## Rows

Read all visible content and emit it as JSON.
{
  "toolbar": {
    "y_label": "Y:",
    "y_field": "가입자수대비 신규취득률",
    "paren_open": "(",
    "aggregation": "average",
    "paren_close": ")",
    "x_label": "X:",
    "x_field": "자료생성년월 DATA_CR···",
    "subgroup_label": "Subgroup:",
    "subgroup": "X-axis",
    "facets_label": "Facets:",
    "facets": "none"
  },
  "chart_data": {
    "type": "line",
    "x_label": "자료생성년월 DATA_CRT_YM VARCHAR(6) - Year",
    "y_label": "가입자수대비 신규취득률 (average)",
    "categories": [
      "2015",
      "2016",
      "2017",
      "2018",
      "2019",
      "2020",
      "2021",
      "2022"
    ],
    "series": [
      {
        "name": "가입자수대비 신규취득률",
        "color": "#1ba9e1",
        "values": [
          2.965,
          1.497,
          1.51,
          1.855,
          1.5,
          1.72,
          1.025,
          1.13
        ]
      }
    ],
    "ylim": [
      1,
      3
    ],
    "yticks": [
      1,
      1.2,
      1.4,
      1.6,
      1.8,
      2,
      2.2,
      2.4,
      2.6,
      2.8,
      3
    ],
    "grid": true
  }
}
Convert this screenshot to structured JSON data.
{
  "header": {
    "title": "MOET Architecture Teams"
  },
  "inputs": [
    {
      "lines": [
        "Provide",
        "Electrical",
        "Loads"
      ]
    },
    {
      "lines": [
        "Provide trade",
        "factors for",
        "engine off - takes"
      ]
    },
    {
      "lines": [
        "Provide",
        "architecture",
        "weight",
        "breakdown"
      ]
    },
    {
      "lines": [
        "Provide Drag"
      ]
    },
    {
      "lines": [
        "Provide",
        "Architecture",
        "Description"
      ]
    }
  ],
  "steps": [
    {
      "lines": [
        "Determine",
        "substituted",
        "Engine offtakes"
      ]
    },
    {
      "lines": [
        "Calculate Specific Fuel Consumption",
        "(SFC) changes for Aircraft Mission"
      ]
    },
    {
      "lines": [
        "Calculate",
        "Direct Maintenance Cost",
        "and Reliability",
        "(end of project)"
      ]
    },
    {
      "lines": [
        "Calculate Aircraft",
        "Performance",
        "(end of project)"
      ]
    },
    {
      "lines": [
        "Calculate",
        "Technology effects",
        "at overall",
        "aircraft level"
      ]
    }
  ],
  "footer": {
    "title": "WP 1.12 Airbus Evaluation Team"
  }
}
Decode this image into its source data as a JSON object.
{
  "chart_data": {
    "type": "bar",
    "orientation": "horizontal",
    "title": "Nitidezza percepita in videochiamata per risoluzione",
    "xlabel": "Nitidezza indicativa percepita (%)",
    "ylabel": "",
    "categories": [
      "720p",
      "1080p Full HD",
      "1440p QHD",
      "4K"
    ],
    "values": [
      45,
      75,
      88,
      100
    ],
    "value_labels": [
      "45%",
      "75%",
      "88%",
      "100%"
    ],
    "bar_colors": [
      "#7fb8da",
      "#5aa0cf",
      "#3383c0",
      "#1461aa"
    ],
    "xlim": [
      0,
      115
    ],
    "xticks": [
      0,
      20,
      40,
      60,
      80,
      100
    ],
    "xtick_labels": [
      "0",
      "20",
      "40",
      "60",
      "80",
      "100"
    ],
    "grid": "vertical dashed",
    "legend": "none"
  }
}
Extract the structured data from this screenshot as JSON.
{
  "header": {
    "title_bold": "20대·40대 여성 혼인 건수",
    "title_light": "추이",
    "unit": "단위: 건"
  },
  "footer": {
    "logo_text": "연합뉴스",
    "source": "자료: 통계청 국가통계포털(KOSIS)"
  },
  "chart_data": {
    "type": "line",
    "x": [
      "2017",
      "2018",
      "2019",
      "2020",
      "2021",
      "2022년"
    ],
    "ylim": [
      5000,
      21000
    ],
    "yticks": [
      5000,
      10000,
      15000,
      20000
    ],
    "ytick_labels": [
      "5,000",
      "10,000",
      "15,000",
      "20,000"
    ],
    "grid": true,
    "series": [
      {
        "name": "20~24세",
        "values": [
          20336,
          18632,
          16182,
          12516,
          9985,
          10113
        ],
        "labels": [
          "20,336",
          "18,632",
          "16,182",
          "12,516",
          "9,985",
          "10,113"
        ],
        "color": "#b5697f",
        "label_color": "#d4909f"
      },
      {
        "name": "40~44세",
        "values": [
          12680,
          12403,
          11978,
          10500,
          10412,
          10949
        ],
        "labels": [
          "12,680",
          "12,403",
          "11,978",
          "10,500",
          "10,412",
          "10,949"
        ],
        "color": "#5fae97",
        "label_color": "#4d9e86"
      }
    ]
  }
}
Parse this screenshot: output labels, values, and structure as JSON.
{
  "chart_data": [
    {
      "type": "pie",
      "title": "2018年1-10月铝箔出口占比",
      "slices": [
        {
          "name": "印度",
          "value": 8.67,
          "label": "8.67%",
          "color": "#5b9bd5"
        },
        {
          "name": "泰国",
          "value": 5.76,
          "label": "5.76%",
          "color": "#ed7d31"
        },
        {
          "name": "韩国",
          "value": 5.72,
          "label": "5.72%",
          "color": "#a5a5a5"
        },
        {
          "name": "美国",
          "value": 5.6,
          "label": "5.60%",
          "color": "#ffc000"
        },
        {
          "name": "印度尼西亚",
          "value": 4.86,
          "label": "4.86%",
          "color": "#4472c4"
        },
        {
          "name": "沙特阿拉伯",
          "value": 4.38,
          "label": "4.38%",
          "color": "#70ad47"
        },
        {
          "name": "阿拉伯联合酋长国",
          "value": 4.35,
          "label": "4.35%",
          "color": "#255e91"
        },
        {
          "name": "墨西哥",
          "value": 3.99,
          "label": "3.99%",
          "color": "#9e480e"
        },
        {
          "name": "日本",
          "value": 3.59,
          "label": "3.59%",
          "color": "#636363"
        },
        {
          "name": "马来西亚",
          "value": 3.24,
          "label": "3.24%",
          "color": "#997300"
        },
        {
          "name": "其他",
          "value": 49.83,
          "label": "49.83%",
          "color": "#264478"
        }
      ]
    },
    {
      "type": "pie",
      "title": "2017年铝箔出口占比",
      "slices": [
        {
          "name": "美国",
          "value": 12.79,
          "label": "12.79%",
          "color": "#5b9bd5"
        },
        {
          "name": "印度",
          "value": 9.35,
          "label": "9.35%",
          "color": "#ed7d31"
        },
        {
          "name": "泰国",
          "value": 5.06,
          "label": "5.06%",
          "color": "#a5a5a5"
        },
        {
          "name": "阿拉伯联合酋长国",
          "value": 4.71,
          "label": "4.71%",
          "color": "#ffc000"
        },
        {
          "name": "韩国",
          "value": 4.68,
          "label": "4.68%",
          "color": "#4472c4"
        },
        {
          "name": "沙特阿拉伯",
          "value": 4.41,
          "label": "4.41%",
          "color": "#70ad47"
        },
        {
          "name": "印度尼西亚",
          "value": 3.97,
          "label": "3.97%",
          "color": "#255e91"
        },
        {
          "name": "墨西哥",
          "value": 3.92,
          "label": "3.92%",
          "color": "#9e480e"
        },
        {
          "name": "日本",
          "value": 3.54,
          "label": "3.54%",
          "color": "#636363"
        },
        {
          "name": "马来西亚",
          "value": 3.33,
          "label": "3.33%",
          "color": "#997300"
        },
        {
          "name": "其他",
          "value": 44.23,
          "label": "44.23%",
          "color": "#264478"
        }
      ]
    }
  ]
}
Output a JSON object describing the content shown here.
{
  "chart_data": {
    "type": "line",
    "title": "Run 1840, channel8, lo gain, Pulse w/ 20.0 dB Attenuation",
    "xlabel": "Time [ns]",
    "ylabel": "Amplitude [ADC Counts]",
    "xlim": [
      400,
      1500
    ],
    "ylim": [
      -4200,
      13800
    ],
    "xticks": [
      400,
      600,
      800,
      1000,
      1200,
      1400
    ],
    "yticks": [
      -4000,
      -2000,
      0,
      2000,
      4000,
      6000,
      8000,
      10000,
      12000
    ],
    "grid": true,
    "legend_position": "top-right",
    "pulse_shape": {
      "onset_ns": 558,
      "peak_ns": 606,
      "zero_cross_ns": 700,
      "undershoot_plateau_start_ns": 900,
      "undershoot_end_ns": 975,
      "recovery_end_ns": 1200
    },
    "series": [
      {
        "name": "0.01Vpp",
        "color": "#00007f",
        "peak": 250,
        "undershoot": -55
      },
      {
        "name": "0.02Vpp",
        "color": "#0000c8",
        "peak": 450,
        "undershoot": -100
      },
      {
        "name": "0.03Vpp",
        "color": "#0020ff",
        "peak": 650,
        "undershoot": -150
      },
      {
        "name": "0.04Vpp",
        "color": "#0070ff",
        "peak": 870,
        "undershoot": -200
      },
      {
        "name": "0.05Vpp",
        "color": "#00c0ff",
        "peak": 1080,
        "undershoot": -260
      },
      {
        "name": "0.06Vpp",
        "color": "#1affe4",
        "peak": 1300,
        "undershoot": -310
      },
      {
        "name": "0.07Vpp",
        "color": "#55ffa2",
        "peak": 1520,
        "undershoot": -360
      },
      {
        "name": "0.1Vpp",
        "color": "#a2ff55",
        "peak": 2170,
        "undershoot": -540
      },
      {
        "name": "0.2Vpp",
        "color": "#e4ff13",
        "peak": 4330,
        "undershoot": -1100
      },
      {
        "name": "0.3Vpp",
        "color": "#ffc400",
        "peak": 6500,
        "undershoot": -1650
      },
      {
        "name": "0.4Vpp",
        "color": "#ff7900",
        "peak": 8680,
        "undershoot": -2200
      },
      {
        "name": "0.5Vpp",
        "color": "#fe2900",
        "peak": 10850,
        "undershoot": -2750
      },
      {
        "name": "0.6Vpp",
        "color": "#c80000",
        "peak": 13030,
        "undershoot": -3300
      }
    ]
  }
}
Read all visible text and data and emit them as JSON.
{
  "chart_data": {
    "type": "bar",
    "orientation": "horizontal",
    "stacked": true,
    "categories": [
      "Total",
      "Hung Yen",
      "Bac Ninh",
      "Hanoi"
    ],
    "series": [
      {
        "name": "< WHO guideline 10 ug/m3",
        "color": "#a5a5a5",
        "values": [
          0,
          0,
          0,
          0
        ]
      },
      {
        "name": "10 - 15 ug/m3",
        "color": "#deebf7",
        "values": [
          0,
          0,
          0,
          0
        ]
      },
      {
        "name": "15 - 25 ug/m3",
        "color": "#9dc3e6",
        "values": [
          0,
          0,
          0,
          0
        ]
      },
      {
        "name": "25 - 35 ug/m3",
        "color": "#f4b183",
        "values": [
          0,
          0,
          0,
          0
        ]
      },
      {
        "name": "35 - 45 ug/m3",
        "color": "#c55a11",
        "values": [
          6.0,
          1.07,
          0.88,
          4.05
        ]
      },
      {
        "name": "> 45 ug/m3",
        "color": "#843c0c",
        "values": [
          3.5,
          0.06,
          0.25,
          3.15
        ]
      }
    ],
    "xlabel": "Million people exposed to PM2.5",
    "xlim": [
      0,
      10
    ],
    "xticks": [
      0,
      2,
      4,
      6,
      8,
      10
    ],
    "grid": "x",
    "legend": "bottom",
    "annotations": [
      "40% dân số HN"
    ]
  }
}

## Work required
Pull out every line of the entries that includes the word "Read".

## Answer for this exercise
Read all visible content and emit it as JSON.
Read all visible text and data and emit them as JSON.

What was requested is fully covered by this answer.